**Supplied data:**
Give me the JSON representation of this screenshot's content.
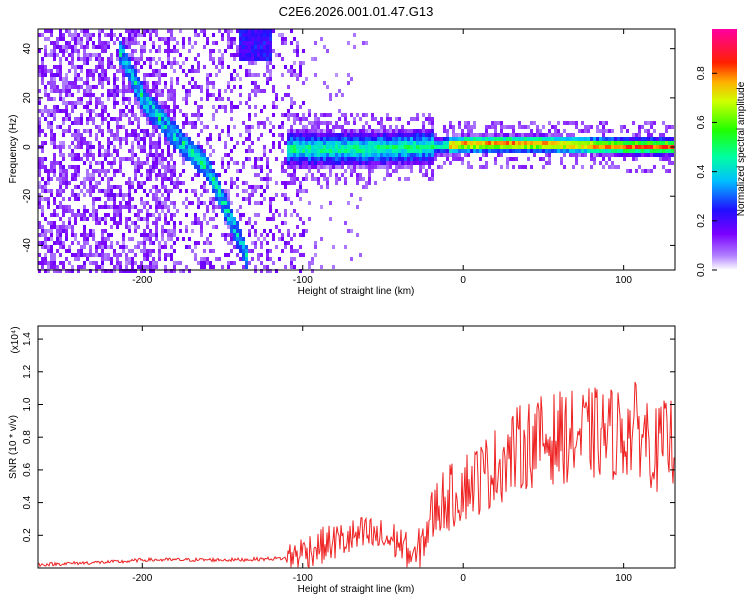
{
  "chart_data": [
    {
      "type": "heatmap",
      "title": "C2E6.2026.001.01.47.G13",
      "xlabel": "Height of straight line (km)",
      "ylabel": "Frequency (Hz)",
      "xlim": [
        -265,
        132
      ],
      "ylim": [
        -50,
        48
      ],
      "xticks": [
        -200,
        -100,
        0,
        100
      ],
      "yticks": [
        -40,
        -20,
        0,
        20,
        40
      ],
      "colorbar": {
        "label": "Normalized spectral amplitude",
        "range": [
          0,
          0.98
        ],
        "ticks": [
          0,
          0.2,
          0.4,
          0.6,
          0.8
        ],
        "colormap": "rainbow (purple-blue-cyan-green-yellow-red-magenta)"
      },
      "features": [
        {
          "name": "descending trace",
          "points": [
            [
              -215,
              40
            ],
            [
              -200,
              20
            ],
            [
              -180,
              5
            ],
            [
              -160,
              -8
            ],
            [
              -148,
              -25
            ],
            [
              -135,
              -45
            ]
          ]
        },
        {
          "name": "steady trace",
          "points": [
            [
              -110,
              0
            ],
            [
              -60,
              0
            ],
            [
              -20,
              1
            ],
            [
              0,
              2
            ],
            [
              50,
              2
            ],
            [
              100,
              1
            ],
            [
              130,
              1
            ]
          ]
        }
      ]
    },
    {
      "type": "line",
      "xlabel": "Height of straight line (km)",
      "ylabel": "SNR (10 * v/v)",
      "y_multiplier": "(x10⁴)",
      "xlim": [
        -265,
        132
      ],
      "ylim": [
        0,
        1.48
      ],
      "xticks": [
        -200,
        -100,
        0,
        100
      ],
      "yticks": [
        0.2,
        0.4,
        0.6,
        0.8,
        1.0,
        1.2,
        1.4
      ],
      "series": [
        {
          "color": "#ee2222",
          "x": [
            -265,
            -240,
            -210,
            -200,
            -170,
            -140,
            -110,
            -100,
            -90,
            -80,
            -70,
            -60,
            -50,
            -40,
            -30,
            -20,
            -15,
            -10,
            -5,
            0,
            10,
            20,
            30,
            40,
            50,
            60,
            70,
            80,
            90,
            100,
            110,
            115,
            120,
            125,
            132
          ],
          "y": [
            0.02,
            0.03,
            0.04,
            0.05,
            0.05,
            0.05,
            0.06,
            0.1,
            0.13,
            0.16,
            0.18,
            0.2,
            0.18,
            0.16,
            0.05,
            0.3,
            0.4,
            0.42,
            0.45,
            0.5,
            0.55,
            0.62,
            0.7,
            0.76,
            0.78,
            0.8,
            0.8,
            0.82,
            0.82,
            0.83,
            0.85,
            0.8,
            0.72,
            0.75,
            0.8
          ]
        }
      ]
    }
  ]
}
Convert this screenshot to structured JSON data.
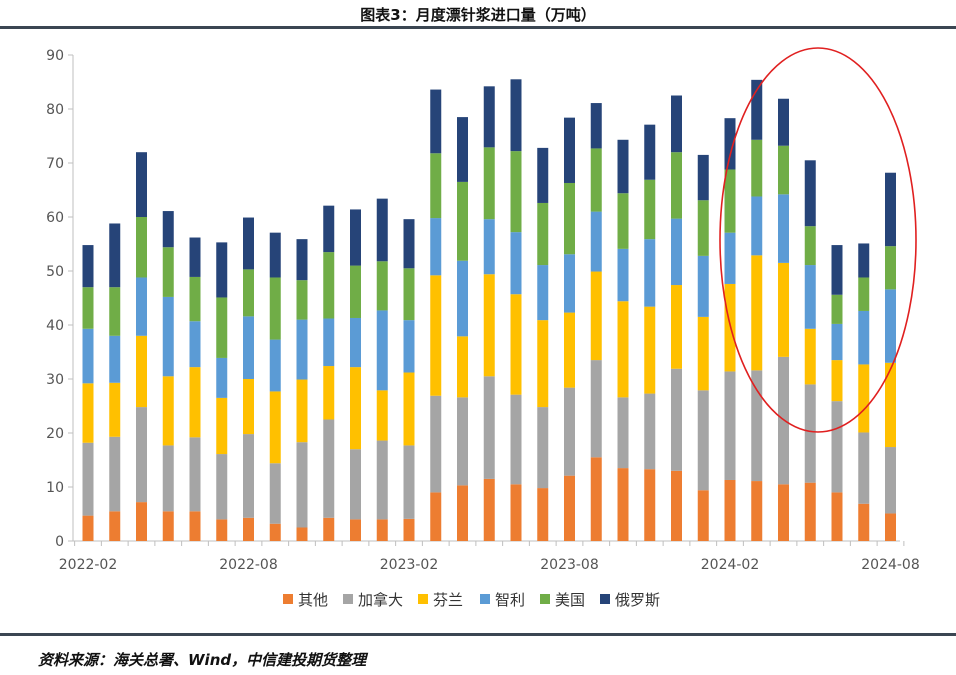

**Task brief:**
Check each line of the data above for the string "name", then report how many lines have it, with no other words.

**Finished task:**
2